YOUR INSTRUCTIONS: Gather every line in the records below that contains the word "text".

INFORMATION SHOWN:
════════

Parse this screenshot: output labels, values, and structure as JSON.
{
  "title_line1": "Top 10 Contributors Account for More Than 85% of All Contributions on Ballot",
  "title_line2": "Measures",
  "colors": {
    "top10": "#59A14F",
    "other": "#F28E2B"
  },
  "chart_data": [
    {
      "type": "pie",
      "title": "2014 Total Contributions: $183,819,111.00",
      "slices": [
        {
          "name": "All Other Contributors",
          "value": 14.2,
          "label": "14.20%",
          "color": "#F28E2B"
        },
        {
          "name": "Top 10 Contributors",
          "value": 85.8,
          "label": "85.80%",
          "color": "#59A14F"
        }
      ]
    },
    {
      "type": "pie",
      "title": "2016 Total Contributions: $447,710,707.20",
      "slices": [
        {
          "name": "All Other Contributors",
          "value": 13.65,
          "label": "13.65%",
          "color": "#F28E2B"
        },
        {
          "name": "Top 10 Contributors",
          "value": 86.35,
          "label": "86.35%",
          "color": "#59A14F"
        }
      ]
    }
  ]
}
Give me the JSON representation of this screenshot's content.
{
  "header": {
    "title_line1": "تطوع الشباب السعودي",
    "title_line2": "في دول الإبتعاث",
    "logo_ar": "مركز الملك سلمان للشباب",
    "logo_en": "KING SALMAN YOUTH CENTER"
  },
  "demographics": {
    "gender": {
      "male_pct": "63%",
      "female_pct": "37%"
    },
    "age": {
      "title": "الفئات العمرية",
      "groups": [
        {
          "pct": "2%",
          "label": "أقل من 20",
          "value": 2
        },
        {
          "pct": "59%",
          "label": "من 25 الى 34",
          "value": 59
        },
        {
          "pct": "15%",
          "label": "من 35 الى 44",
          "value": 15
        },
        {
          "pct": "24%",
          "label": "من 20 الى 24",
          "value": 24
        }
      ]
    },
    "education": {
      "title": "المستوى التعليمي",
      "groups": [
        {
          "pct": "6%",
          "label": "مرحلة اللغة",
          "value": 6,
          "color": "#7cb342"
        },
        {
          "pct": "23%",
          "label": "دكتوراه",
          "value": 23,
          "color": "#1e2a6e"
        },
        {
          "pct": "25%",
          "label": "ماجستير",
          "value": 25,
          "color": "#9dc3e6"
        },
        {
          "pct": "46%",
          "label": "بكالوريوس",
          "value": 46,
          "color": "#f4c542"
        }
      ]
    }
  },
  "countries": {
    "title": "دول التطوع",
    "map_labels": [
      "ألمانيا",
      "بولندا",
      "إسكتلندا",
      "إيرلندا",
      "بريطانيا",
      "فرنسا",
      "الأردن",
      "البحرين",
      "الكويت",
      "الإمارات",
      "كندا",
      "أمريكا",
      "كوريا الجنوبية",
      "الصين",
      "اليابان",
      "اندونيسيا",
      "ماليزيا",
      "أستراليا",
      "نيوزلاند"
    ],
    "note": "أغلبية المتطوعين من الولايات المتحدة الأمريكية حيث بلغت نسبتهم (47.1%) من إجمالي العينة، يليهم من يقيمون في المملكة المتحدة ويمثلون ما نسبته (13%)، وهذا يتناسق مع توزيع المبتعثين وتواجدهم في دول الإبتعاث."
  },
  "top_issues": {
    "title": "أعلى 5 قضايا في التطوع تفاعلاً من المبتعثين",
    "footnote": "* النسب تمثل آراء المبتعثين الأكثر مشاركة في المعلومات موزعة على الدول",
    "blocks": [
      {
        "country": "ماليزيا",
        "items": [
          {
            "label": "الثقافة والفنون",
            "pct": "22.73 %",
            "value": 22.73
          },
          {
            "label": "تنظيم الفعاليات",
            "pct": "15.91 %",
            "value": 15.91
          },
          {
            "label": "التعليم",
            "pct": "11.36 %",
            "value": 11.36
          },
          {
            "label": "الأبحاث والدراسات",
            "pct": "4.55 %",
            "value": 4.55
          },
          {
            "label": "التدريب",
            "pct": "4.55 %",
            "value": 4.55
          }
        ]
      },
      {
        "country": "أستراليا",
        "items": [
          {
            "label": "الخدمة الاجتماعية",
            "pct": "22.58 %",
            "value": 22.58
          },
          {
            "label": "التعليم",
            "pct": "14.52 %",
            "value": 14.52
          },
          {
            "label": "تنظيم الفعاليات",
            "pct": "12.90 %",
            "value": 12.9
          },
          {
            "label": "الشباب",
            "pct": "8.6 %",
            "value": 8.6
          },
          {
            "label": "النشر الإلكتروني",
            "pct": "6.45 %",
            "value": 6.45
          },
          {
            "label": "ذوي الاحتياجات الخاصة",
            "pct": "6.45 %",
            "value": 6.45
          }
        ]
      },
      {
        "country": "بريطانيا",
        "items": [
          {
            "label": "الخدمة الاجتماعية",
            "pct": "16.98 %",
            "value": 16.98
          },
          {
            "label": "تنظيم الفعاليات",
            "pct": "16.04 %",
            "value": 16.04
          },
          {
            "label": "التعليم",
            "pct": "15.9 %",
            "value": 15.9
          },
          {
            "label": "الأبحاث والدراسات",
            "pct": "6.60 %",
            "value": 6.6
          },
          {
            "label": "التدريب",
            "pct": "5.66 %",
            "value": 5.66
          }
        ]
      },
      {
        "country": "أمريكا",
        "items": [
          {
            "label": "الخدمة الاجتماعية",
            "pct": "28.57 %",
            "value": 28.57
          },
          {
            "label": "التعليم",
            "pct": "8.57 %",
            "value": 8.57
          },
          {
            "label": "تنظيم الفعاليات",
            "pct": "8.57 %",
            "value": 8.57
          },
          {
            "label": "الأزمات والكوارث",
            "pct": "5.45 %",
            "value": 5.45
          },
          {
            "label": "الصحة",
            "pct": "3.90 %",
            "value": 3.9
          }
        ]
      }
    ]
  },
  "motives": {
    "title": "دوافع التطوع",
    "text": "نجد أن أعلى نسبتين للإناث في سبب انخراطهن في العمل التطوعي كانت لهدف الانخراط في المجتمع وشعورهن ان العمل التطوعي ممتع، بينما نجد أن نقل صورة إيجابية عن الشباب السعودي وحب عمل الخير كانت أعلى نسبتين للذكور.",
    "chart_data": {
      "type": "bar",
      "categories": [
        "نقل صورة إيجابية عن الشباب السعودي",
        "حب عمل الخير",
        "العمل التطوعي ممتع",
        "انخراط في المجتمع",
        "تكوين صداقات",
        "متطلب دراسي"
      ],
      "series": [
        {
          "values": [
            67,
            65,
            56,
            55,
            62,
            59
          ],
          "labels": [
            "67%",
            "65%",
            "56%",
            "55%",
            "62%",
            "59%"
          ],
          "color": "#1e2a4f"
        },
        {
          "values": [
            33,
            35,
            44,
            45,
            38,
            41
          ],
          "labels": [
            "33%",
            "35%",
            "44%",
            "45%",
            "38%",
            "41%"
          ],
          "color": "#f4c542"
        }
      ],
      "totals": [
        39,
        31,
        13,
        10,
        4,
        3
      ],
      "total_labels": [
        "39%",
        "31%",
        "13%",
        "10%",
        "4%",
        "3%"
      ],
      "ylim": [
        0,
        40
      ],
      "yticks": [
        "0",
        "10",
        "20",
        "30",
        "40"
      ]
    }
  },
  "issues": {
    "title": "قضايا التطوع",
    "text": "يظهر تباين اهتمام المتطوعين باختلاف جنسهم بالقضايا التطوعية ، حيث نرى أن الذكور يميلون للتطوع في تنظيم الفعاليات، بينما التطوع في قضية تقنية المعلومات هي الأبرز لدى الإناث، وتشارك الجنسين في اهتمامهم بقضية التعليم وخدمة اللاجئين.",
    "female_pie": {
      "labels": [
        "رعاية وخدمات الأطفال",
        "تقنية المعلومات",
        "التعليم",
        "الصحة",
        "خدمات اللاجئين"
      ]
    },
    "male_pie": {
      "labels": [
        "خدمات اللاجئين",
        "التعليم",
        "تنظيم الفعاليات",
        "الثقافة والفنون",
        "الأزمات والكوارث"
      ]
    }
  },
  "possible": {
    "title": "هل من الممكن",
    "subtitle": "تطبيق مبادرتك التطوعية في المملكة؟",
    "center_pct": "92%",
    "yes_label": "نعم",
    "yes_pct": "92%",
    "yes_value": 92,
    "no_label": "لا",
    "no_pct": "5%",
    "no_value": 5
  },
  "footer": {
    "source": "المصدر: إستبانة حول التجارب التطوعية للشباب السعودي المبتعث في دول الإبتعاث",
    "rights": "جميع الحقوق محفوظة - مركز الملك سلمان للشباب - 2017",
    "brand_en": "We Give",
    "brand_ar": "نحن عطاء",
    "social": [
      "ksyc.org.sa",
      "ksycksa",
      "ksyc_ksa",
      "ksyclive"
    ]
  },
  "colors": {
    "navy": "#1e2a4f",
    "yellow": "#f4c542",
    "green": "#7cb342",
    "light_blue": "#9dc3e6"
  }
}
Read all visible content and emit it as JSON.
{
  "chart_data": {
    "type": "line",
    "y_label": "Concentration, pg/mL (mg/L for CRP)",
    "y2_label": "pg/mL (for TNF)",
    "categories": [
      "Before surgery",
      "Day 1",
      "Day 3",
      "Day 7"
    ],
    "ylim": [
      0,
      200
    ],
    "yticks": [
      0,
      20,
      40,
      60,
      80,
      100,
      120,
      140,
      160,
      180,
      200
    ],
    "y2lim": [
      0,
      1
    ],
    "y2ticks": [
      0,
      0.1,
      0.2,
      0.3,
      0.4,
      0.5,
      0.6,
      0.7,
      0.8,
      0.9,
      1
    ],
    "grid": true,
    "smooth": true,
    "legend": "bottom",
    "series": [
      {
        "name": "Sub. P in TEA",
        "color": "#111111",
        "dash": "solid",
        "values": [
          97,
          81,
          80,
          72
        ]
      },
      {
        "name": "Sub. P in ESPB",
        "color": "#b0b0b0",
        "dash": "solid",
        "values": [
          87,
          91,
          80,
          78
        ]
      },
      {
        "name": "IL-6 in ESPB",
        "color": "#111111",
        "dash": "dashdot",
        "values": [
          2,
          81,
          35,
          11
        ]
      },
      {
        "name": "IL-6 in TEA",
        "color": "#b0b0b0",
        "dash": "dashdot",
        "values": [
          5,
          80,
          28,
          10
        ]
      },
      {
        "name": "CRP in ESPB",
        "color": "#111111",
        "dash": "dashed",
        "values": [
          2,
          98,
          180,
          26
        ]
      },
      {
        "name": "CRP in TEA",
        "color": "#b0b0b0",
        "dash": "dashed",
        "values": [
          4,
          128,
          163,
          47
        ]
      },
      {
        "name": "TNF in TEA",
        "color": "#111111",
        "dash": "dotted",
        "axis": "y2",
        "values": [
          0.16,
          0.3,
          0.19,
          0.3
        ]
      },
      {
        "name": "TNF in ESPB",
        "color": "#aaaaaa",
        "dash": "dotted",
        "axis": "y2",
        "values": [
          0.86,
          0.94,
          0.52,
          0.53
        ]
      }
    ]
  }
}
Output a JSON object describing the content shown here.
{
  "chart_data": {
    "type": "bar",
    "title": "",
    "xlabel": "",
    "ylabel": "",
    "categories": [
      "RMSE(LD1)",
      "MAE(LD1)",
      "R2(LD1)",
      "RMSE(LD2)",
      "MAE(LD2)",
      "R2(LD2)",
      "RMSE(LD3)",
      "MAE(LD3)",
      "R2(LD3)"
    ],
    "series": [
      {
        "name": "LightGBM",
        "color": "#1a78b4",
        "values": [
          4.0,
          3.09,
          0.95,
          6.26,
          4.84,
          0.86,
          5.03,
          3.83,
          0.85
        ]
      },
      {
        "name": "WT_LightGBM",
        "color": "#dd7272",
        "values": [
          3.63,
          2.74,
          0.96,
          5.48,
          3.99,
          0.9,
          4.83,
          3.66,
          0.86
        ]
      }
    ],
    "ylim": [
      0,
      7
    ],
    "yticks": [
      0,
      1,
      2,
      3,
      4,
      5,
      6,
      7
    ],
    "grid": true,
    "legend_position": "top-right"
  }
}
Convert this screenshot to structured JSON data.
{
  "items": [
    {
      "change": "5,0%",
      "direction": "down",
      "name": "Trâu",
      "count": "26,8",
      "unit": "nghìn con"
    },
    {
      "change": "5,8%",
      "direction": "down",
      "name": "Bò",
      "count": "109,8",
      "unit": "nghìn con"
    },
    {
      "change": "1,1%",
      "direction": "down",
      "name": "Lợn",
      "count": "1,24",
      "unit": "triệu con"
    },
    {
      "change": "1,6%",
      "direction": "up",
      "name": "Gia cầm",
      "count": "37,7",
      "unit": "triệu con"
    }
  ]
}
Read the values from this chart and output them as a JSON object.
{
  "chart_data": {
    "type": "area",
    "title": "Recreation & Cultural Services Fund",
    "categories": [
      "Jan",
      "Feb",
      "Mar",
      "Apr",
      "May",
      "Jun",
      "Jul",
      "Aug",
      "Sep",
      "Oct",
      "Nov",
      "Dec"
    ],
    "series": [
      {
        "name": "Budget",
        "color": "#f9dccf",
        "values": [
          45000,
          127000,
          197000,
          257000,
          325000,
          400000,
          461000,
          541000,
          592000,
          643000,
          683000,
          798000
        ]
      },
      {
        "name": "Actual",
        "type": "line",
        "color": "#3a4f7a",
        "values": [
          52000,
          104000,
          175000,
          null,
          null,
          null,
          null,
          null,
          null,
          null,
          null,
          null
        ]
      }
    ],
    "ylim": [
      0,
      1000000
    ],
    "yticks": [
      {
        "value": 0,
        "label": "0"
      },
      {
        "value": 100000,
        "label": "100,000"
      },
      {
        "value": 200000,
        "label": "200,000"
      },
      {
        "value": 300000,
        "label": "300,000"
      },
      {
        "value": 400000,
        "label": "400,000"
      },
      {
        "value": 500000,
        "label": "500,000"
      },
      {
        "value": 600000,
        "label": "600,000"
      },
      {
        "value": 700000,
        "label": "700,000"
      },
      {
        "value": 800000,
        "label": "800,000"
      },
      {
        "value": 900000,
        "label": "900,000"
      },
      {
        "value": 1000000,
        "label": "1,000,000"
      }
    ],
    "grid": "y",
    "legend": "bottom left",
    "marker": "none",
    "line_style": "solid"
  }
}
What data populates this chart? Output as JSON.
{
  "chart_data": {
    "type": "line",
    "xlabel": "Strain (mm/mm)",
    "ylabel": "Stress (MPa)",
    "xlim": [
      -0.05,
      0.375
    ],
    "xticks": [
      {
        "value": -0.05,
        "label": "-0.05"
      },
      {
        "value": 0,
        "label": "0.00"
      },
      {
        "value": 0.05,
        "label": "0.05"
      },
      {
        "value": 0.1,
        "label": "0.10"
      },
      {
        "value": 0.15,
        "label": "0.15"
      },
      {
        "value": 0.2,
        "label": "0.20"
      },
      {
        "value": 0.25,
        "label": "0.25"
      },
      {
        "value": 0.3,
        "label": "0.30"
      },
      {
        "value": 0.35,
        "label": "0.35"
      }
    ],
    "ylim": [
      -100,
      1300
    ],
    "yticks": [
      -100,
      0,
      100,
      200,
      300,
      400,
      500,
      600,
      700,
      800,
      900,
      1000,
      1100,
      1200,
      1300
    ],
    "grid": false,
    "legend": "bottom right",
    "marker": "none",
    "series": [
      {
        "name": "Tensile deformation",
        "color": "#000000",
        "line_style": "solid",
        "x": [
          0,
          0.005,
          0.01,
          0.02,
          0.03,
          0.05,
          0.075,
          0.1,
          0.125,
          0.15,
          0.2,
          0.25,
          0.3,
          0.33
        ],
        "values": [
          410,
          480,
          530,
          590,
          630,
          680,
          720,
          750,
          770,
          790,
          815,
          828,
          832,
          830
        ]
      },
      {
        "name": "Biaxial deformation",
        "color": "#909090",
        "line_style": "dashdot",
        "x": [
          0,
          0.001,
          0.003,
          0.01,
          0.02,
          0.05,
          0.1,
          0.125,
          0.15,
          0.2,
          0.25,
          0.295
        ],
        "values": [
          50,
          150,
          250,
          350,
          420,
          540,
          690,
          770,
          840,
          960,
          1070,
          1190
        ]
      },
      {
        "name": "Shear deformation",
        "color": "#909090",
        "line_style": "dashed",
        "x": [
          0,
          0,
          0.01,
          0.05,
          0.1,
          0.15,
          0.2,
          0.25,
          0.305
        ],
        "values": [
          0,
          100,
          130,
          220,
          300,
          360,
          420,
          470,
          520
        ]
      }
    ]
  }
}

════════

RESPONSE TO THIS EXERCISE:
    "text": "نجد أن أعلى نسبتين للإناث في سبب انخراطهن في العمل التطوعي كانت لهدف الانخراط في المجتمع وشعورهن ان العمل التطوعي ممتع، بينما نجد أن نقل صورة إيجابية عن الشباب السعودي وحب عمل الخير كانت أعلى نسبتين للذكور.",
    "text": "يظهر تباين اهتمام المتطوعين باختلاف جنسهم بالقضايا التطوعية ، حيث نرى أن الذكور يميلون للتطوع في تنظيم الفعاليات، بينما التطوع في قضية تقنية المعلومات هي الأبرز لدى الإناث، وتشارك الجنسين في اهتمامهم بقضية التعليم وخدمة اللاجئين.",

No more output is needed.